§ **Information shown**
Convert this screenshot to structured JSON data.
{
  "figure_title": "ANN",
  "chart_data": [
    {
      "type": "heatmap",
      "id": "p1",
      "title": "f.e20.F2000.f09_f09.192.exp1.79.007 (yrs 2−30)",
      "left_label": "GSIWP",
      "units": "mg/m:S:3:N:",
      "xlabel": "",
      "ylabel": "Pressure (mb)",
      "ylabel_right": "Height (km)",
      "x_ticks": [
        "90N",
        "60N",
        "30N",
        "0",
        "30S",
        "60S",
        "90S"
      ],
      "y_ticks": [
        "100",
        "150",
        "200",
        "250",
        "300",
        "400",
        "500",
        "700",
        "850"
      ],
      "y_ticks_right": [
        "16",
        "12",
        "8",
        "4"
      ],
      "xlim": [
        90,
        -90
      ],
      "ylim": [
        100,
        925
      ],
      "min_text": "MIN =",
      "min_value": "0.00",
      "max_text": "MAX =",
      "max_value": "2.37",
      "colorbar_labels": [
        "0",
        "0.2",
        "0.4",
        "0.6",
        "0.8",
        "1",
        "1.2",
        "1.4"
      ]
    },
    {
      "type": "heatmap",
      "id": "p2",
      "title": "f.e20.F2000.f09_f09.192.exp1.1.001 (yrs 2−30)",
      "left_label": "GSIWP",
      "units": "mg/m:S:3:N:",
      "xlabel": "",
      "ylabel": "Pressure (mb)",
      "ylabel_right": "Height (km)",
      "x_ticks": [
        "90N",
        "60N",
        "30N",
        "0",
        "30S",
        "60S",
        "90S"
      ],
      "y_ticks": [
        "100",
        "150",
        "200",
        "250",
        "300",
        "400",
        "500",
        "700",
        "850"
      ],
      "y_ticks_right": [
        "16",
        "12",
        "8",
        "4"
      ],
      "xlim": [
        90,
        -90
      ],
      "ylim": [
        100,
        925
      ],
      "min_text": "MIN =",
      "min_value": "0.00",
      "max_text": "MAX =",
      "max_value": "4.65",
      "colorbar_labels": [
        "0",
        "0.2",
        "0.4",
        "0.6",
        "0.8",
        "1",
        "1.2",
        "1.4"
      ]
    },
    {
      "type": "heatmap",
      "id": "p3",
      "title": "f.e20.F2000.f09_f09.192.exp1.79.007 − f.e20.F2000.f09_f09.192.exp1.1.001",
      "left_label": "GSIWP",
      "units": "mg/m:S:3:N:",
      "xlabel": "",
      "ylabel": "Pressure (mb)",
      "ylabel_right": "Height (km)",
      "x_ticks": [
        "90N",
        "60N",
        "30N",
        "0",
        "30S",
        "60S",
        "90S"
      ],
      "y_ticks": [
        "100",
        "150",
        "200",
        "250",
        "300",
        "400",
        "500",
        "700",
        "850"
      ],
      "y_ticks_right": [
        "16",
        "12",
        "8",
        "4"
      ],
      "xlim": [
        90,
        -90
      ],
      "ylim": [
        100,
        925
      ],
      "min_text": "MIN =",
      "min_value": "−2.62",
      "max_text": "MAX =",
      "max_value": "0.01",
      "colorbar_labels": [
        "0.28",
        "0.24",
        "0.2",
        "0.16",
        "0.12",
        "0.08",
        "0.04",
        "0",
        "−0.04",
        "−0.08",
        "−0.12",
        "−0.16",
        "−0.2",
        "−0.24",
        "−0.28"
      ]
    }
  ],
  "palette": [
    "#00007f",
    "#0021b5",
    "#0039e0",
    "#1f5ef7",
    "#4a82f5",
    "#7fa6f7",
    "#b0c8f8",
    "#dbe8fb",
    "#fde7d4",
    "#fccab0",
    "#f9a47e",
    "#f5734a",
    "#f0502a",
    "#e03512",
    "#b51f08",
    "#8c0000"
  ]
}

§ **Task instructions**
Please give back all of the records exactly as written.

§ **Answer to the task**
Convert this screenshot to structured JSON data.
{
  "figure_title": "ANN",
  "chart_data": [
    {
      "type": "heatmap",
      "id": "p1",
      "title": "f.e20.F2000.f09_f09.192.exp1.79.007 (yrs 2−30)",
      "left_label": "GSIWP",
      "units": "mg/m:S:3:N:",
      "xlabel": "",
      "ylabel": "Pressure (mb)",
      "ylabel_right": "Height (km)",
      "x_ticks": [
        "90N",
        "60N",
        "30N",
        "0",
        "30S",
        "60S",
        "90S"
      ],
      "y_ticks": [
        "100",
        "150",
        "200",
        "250",
        "300",
        "400",
        "500",
        "700",
        "850"
      ],
      "y_ticks_right": [
        "16",
        "12",
        "8",
        "4"
      ],
      "xlim": [
        90,
        -90
      ],
      "ylim": [
        100,
        925
      ],
      "min_text": "MIN =",
      "min_value": "0.00",
      "max_text": "MAX =",
      "max_value": "2.37",
      "colorbar_labels": [
        "0",
        "0.2",
        "0.4",
        "0.6",
        "0.8",
        "1",
        "1.2",
        "1.4"
      ]
    },
    {
      "type": "heatmap",
      "id": "p2",
      "title": "f.e20.F2000.f09_f09.192.exp1.1.001 (yrs 2−30)",
      "left_label": "GSIWP",
      "units": "mg/m:S:3:N:",
      "xlabel": "",
      "ylabel": "Pressure (mb)",
      "ylabel_right": "Height (km)",
      "x_ticks": [
        "90N",
        "60N",
        "30N",
        "0",
        "30S",
        "60S",
        "90S"
      ],
      "y_ticks": [
        "100",
        "150",
        "200",
        "250",
        "300",
        "400",
        "500",
        "700",
        "850"
      ],
      "y_ticks_right": [
        "16",
        "12",
        "8",
        "4"
      ],
      "xlim": [
        90,
        -90
      ],
      "ylim": [
        100,
        925
      ],
      "min_text": "MIN =",
      "min_value": "0.00",
      "max_text": "MAX =",
      "max_value": "4.65",
      "colorbar_labels": [
        "0",
        "0.2",
        "0.4",
        "0.6",
        "0.8",
        "1",
        "1.2",
        "1.4"
      ]
    },
    {
      "type": "heatmap",
      "id": "p3",
      "title": "f.e20.F2000.f09_f09.192.exp1.79.007 − f.e20.F2000.f09_f09.192.exp1.1.001",
      "left_label": "GSIWP",
      "units": "mg/m:S:3:N:",
      "xlabel": "",
      "ylabel": "Pressure (mb)",
      "ylabel_right": "Height (km)",
      "x_ticks": [
        "90N",
        "60N",
        "30N",
        "0",
        "30S",
        "60S",
        "90S"
      ],
      "y_ticks": [
        "100",
        "150",
        "200",
        "250",
        "300",
        "400",
        "500",
        "700",
        "850"
      ],
      "y_ticks_right": [
        "16",
        "12",
        "8",
        "4"
      ],
      "xlim": [
        90,
        -90
      ],
      "ylim": [
        100,
        925
      ],
      "min_text": "MIN =",
      "min_value": "−2.62",
      "max_text": "MAX =",
      "max_value": "0.01",
      "colorbar_labels": [
        "0.28",
        "0.24",
        "0.2",
        "0.16",
        "0.12",
        "0.08",
        "0.04",
        "0",
        "−0.04",
        "−0.08",
        "−0.12",
        "−0.16",
        "−0.2",
        "−0.24",
        "−0.28"
      ]
    }
  ],
  "palette": [
    "#00007f",
    "#0021b5",
    "#0039e0",
    "#1f5ef7",
    "#4a82f5",
    "#7fa6f7",
    "#b0c8f8",
    "#dbe8fb",
    "#fde7d4",
    "#fccab0",
    "#f9a47e",
    "#f5734a",
    "#f0502a",
    "#e03512",
    "#b51f08",
    "#8c0000"
  ]
}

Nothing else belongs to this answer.